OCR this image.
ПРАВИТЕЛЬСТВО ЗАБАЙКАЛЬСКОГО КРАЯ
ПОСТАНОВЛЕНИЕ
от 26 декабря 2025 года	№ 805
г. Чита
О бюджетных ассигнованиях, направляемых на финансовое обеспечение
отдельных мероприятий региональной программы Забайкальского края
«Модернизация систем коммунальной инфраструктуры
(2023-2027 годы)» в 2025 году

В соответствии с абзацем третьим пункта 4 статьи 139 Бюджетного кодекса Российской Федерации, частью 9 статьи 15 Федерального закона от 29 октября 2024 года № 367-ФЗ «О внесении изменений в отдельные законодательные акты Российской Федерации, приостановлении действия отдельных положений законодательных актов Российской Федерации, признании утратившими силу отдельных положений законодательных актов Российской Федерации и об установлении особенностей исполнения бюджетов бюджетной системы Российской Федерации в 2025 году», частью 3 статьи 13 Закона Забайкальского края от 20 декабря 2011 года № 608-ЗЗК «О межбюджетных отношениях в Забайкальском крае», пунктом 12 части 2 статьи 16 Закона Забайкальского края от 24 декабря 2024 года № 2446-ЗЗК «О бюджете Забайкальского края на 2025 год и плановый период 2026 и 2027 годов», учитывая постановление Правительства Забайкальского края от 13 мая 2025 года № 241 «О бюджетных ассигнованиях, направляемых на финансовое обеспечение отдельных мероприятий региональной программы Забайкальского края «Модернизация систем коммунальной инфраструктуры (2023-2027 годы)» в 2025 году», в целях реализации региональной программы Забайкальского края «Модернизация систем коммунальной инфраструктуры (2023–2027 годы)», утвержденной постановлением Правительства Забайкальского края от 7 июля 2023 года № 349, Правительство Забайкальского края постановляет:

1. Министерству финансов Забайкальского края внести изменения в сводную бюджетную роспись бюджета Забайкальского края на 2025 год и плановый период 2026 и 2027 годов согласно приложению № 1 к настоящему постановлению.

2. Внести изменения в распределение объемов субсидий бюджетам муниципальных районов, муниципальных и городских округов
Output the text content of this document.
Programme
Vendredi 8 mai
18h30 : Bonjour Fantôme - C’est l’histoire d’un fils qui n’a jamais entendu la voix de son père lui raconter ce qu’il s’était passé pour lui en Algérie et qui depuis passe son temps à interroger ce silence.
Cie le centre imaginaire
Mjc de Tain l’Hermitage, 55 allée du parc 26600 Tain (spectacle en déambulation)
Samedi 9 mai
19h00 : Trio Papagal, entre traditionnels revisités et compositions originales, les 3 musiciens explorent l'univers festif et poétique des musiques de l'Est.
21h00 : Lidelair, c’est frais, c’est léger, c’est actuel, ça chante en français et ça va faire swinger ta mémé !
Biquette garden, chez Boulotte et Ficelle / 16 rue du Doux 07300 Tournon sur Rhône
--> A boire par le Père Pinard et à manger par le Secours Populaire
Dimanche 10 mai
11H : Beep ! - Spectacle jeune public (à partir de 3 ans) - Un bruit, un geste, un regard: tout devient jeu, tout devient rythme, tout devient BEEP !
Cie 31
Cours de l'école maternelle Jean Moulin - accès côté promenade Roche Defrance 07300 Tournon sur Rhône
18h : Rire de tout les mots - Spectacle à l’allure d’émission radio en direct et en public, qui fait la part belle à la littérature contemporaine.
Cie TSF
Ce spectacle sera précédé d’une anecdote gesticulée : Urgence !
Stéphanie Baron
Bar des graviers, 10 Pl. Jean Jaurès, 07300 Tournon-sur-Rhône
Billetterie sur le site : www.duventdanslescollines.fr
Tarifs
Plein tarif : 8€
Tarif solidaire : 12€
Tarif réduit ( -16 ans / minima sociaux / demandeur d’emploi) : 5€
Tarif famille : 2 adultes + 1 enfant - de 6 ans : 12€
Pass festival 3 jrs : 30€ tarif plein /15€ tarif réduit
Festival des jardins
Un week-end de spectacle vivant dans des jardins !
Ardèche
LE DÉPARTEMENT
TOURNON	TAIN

........

TASK STATEMENT: State the count of lines that contain the string "this". Nothing else is needed.

OUTPUT OF THE EXERCISE: 2